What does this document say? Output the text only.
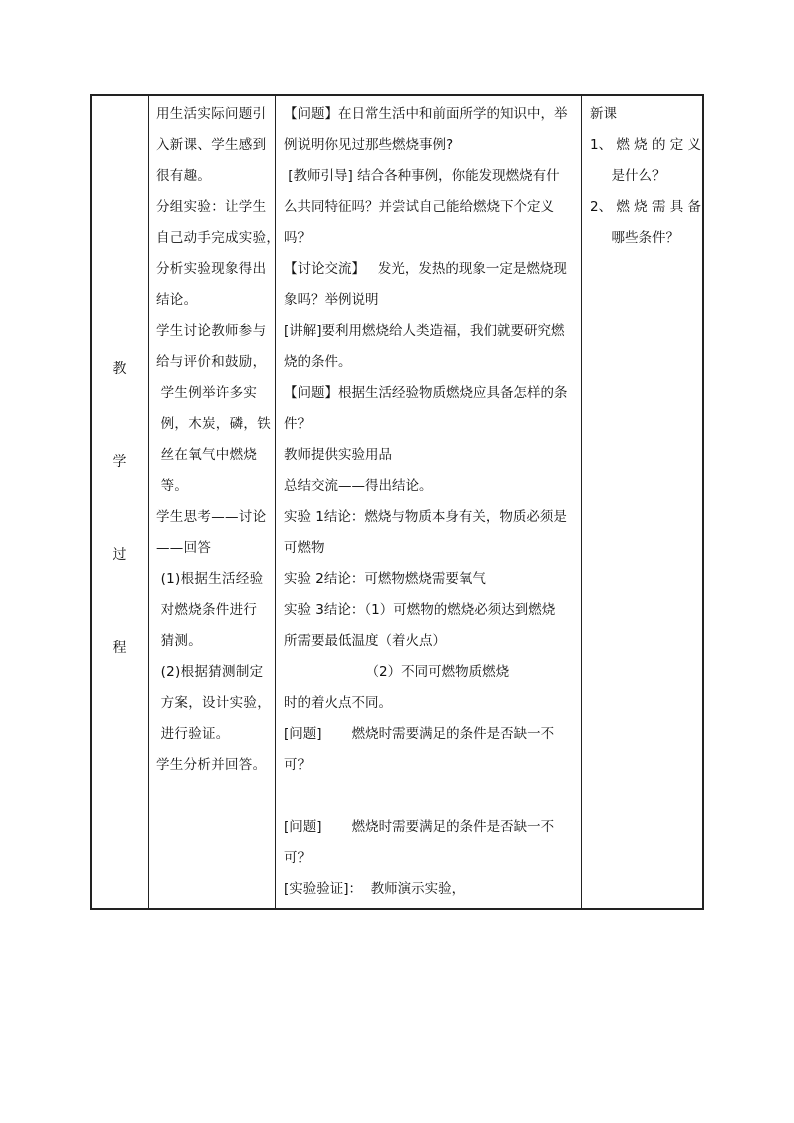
教
学
过
程
用生活实际问题引
入新课、学生感到
很有趣。
分组实验：让学生
自己动手完成实验，
分析实验现象得出
结论。
学生讨论教师参与
给与评价和鼓励，
学生例举许多实
例，木炭，磷，铁
丝在氧气中燃烧
等。
学生思考——讨论
——回答
(1)根据生活经验
对燃烧条件进行
猜测。
(2)根据猜测制定
方案，设计实验，
进行验证。
学生分析并回答。
【问题】在日常生活中和前面所学的知识中，举
例说明你见过那些燃烧事例?
[教师引导] 结合各种事例，你能发现燃烧有什
么共同特征吗？并尝试自己能给燃烧下个定义
吗？
【讨论交流】   发光，发热的现象一定是燃烧现
象吗？举例说明
[讲解]要利用燃烧给人类造福，我们就要研究燃
烧的条件。
【问题】根据生活经验物质燃烧应具备怎样的条
件？
教师提供实验用品
总结交流——得出结论。
实验 1结论：燃烧与物质本身有关，物质必须是
可燃物
实验 2结论：可燃物燃烧需要氧气
实验 3结论：（1）可燃物的燃烧必须达到燃烧
所需要最低温度（着火点）
（2）不同可燃物质燃烧
时的着火点不同。
[问题]       燃烧时需要满足的条件是否缺一不
可？
[问题]       燃烧时需要满足的条件是否缺一不
可？
[实验验证]：  教师演示实验，
新课
1、 燃 烧 的 定 义
是什么？
2、 燃 烧 需 具 备
哪些条件？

**Set task:**
Reproduce the full material exactly, excluding the pictures.

**Complete response:**
What does this document say? Output the text only.
教
学
过
程
用生活实际问题引
入新课、学生感到
很有趣。
分组实验：让学生
自己动手完成实验，
分析实验现象得出
结论。
学生讨论教师参与
给与评价和鼓励，
学生例举许多实
例，木炭，磷，铁
丝在氧气中燃烧
等。
学生思考——讨论
——回答
(1)根据生活经验
对燃烧条件进行
猜测。
(2)根据猜测制定
方案，设计实验，
进行验证。
学生分析并回答。
【问题】在日常生活中和前面所学的知识中，举
例说明你见过那些燃烧事例?
[教师引导] 结合各种事例，你能发现燃烧有什
么共同特征吗？并尝试自己能给燃烧下个定义
吗？
【讨论交流】   发光，发热的现象一定是燃烧现
象吗？举例说明
[讲解]要利用燃烧给人类造福，我们就要研究燃
烧的条件。
【问题】根据生活经验物质燃烧应具备怎样的条
件？
教师提供实验用品
总结交流——得出结论。
实验 1结论：燃烧与物质本身有关，物质必须是
可燃物
实验 2结论：可燃物燃烧需要氧气
实验 3结论：（1）可燃物的燃烧必须达到燃烧
所需要最低温度（着火点）
（2）不同可燃物质燃烧
时的着火点不同。
[问题]       燃烧时需要满足的条件是否缺一不
可？
[问题]       燃烧时需要满足的条件是否缺一不
可？
[实验验证]：  教师演示实验，
新课
1、 燃 烧 的 定 义
是什么？
2、 燃 烧 需 具 备
哪些条件？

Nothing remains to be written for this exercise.